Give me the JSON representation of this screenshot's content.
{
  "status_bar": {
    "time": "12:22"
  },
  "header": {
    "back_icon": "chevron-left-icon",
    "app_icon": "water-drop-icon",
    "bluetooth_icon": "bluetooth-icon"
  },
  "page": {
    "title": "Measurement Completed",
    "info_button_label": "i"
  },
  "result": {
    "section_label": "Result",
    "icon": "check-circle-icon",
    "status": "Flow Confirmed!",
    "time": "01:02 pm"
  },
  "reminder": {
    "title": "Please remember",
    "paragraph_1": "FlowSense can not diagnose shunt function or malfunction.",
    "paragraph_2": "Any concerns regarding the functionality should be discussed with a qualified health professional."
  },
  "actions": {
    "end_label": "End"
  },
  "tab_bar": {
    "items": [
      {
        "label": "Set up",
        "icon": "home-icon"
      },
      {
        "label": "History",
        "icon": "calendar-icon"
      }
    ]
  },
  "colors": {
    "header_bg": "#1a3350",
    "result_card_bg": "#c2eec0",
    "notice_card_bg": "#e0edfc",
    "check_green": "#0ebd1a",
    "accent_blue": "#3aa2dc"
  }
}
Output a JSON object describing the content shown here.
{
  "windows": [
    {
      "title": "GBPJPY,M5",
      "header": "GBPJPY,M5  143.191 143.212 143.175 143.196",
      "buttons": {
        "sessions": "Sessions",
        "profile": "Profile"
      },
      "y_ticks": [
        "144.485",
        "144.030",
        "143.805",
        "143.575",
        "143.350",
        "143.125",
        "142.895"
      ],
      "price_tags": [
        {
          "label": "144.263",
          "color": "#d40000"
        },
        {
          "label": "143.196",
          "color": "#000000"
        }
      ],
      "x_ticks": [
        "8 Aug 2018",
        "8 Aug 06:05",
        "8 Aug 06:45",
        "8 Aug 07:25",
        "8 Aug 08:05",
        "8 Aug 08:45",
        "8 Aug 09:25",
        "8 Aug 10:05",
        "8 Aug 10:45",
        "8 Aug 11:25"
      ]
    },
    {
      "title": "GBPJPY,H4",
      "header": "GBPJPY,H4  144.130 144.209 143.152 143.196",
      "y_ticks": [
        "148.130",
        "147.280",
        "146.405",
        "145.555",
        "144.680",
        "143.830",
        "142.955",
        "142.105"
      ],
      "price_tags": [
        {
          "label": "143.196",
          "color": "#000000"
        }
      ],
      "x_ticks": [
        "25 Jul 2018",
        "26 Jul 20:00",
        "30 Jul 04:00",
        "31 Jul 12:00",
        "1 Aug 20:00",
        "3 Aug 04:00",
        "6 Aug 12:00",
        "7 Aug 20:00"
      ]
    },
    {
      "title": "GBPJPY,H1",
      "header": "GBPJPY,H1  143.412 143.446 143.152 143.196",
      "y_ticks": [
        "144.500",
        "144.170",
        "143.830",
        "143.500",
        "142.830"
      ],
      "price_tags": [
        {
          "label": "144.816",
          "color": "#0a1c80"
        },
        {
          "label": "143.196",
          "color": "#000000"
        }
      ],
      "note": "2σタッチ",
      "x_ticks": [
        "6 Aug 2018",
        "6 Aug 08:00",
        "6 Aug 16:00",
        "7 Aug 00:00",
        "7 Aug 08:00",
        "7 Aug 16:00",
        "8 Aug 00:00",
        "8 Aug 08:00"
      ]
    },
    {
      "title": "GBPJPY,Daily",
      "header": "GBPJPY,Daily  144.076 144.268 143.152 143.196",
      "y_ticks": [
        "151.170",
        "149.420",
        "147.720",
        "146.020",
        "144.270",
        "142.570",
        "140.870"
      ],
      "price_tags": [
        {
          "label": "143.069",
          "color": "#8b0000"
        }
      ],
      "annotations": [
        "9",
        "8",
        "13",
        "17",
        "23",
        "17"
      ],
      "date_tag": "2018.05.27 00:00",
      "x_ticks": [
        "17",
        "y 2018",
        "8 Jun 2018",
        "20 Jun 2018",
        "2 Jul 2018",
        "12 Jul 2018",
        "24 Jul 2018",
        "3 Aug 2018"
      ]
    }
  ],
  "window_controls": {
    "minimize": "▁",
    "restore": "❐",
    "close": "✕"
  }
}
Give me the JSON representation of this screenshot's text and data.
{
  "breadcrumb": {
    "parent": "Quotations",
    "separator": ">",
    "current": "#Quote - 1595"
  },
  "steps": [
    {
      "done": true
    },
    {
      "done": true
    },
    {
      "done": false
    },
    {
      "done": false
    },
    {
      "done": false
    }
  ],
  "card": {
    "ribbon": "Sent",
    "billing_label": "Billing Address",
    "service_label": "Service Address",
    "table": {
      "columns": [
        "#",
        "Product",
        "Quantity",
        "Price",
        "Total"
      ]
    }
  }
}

> **Task to carry out**: Repeat the material from above exactly, word for word.

> **Response to the task**:
Give me the JSON representation of this screenshot's content.
{
  "status_bar": {
    "time": "12:22"
  },
  "header": {
    "back_icon": "chevron-left-icon",
    "app_icon": "water-drop-icon",
    "bluetooth_icon": "bluetooth-icon"
  },
  "page": {
    "title": "Measurement Completed",
    "info_button_label": "i"
  },
  "result": {
    "section_label": "Result",
    "icon": "check-circle-icon",
    "status": "Flow Confirmed!",
    "time": "01:02 pm"
  },
  "reminder": {
    "title": "Please remember",
    "paragraph_1": "FlowSense can not diagnose shunt function or malfunction.",
    "paragraph_2": "Any concerns regarding the functionality should be discussed with a qualified health professional."
  },
  "actions": {
    "end_label": "End"
  },
  "tab_bar": {
    "items": [
      {
        "label": "Set up",
        "icon": "home-icon"
      },
      {
        "label": "History",
        "icon": "calendar-icon"
      }
    ]
  },
  "colors": {
    "header_bg": "#1a3350",
    "result_card_bg": "#c2eec0",
    "notice_card_bg": "#e0edfc",
    "check_green": "#0ebd1a",
    "accent_blue": "#3aa2dc"
  }
}
Output a JSON object describing the content shown here.
{
  "windows": [
    {
      "title": "GBPJPY,M5",
      "header": "GBPJPY,M5  143.191 143.212 143.175 143.196",
      "buttons": {
        "sessions": "Sessions",
        "profile": "Profile"
      },
      "y_ticks": [
        "144.485",
        "144.030",
        "143.805",
        "143.575",
        "143.350",
        "143.125",
        "142.895"
      ],
      "price_tags": [
        {
          "label": "144.263",
          "color": "#d40000"
        },
        {
          "label": "143.196",
          "color": "#000000"
        }
      ],
      "x_ticks": [
        "8 Aug 2018",
        "8 Aug 06:05",
        "8 Aug 06:45",
        "8 Aug 07:25",
        "8 Aug 08:05",
        "8 Aug 08:45",
        "8 Aug 09:25",
        "8 Aug 10:05",
        "8 Aug 10:45",
        "8 Aug 11:25"
      ]
    },
    {
      "title": "GBPJPY,H4",
      "header": "GBPJPY,H4  144.130 144.209 143.152 143.196",
      "y_ticks": [
        "148.130",
        "147.280",
        "146.405",
        "145.555",
        "144.680",
        "143.830",
        "142.955",
        "142.105"
      ],
      "price_tags": [
        {
          "label": "143.196",
          "color": "#000000"
        }
      ],
      "x_ticks": [
        "25 Jul 2018",
        "26 Jul 20:00",
        "30 Jul 04:00",
        "31 Jul 12:00",
        "1 Aug 20:00",
        "3 Aug 04:00",
        "6 Aug 12:00",
        "7 Aug 20:00"
      ]
    },
    {
      "title": "GBPJPY,H1",
      "header": "GBPJPY,H1  143.412 143.446 143.152 143.196",
      "y_ticks": [
        "144.500",
        "144.170",
        "143.830",
        "143.500",
        "142.830"
      ],
      "price_tags": [
        {
          "label": "144.816",
          "color": "#0a1c80"
        },
        {
          "label": "143.196",
          "color": "#000000"
        }
      ],
      "note": "2σタッチ",
      "x_ticks": [
        "6 Aug 2018",
        "6 Aug 08:00",
        "6 Aug 16:00",
        "7 Aug 00:00",
        "7 Aug 08:00",
        "7 Aug 16:00",
        "8 Aug 00:00",
        "8 Aug 08:00"
      ]
    },
    {
      "title": "GBPJPY,Daily",
      "header": "GBPJPY,Daily  144.076 144.268 143.152 143.196",
      "y_ticks": [
        "151.170",
        "149.420",
        "147.720",
        "146.020",
        "144.270",
        "142.570",
        "140.870"
      ],
      "price_tags": [
        {
          "label": "143.069",
          "color": "#8b0000"
        }
      ],
      "annotations": [
        "9",
        "8",
        "13",
        "17",
        "23",
        "17"
      ],
      "date_tag": "2018.05.27 00:00",
      "x_ticks": [
        "17",
        "y 2018",
        "8 Jun 2018",
        "20 Jun 2018",
        "2 Jul 2018",
        "12 Jul 2018",
        "24 Jul 2018",
        "3 Aug 2018"
      ]
    }
  ],
  "window_controls": {
    "minimize": "▁",
    "restore": "❐",
    "close": "✕"
  }
}
Give me the JSON representation of this screenshot's text and data.
{
  "breadcrumb": {
    "parent": "Quotations",
    "separator": ">",
    "current": "#Quote - 1595"
  },
  "steps": [
    {
      "done": true
    },
    {
      "done": true
    },
    {
      "done": false
    },
    {
      "done": false
    },
    {
      "done": false
    }
  ],
  "card": {
    "ribbon": "Sent",
    "billing_label": "Billing Address",
    "service_label": "Service Address",
    "table": {
      "columns": [
        "#",
        "Product",
        "Quantity",
        "Price",
        "Total"
      ]
    }
  }
}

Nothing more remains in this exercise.